[Entries taken from a collection]

########################################

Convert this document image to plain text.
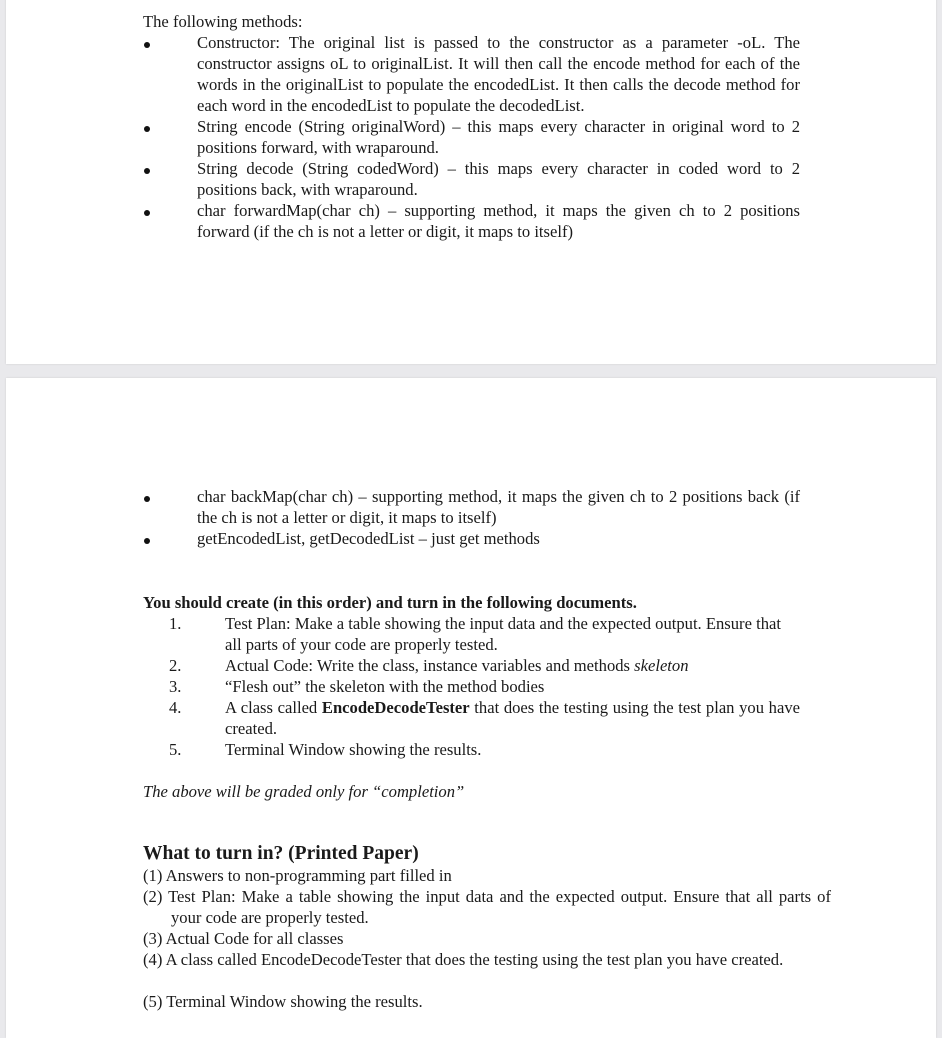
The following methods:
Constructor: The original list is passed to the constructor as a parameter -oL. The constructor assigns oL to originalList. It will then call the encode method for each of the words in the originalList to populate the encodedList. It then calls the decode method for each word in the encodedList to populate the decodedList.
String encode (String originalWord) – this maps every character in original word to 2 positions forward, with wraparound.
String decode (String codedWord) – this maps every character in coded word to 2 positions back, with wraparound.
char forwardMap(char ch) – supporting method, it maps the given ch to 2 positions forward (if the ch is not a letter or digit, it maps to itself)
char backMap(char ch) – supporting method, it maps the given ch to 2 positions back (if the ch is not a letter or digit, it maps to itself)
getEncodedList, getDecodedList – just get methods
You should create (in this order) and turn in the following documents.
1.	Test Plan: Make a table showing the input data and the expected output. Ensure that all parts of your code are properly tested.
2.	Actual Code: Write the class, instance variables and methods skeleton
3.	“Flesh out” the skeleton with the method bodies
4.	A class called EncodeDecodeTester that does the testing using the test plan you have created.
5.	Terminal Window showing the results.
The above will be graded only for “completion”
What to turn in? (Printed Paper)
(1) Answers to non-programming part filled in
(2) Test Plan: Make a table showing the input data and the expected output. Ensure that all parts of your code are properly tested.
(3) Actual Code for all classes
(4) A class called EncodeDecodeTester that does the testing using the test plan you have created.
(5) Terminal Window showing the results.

########################################

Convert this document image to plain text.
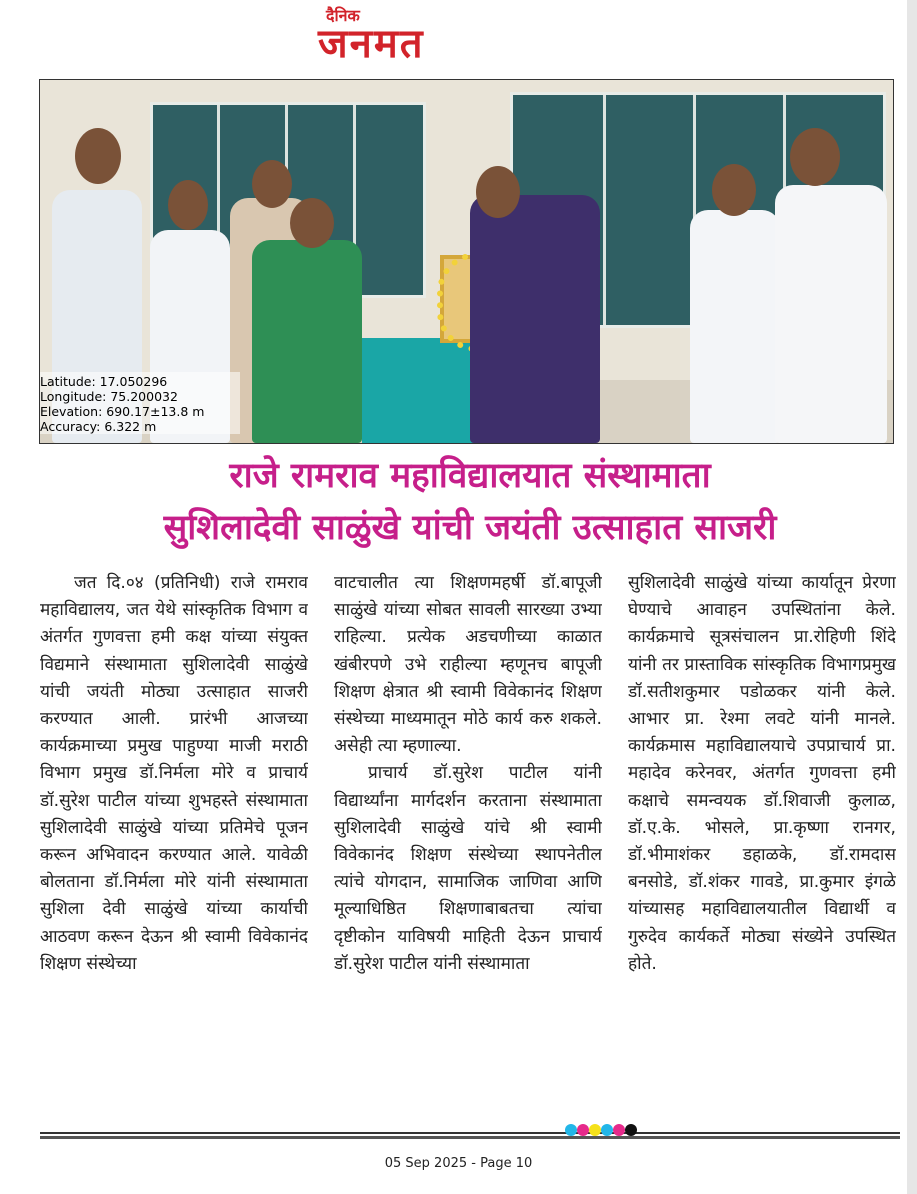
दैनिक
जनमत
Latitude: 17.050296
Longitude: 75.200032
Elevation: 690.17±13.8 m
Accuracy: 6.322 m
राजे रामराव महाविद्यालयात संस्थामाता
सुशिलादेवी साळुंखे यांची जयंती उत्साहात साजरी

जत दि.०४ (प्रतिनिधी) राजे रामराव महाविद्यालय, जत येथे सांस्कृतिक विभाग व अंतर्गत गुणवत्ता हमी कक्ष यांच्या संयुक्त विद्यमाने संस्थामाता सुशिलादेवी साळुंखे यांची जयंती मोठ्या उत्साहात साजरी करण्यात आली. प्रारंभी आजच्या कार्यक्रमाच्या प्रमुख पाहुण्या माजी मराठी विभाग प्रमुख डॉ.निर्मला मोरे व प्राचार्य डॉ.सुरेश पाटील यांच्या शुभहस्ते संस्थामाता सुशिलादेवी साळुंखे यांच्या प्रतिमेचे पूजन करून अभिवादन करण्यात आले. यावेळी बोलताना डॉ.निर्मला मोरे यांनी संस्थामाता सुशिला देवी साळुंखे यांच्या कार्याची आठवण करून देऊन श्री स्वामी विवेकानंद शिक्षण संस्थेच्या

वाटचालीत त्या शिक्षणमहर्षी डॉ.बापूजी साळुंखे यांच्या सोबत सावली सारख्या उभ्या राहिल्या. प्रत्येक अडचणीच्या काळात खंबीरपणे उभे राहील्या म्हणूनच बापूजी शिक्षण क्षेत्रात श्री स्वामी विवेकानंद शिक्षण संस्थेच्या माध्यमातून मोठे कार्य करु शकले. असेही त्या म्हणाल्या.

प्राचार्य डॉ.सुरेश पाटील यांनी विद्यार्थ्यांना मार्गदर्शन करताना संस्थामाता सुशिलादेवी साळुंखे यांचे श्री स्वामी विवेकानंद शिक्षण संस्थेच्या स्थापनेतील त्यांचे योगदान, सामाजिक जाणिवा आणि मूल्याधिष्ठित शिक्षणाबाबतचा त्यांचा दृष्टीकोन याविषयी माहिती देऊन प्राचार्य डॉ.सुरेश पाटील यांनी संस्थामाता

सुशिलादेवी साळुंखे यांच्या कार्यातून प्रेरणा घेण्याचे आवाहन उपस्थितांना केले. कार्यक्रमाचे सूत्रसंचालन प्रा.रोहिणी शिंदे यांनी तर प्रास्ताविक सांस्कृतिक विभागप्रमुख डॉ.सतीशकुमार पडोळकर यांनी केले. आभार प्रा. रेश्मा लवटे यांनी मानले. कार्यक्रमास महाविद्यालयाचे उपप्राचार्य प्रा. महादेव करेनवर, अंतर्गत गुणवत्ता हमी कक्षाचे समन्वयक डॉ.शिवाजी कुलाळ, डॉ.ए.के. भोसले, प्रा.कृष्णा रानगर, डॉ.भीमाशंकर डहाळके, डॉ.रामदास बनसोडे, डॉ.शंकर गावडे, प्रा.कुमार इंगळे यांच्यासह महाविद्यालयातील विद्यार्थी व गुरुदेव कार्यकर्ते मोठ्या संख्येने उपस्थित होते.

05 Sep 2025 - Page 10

########################################

Work to complete: Go through the listing above and locate each line that holds the word "following". Copy those lines.

Answer to the problem:
The following methods:
You should create (in this order) and turn in the following documents.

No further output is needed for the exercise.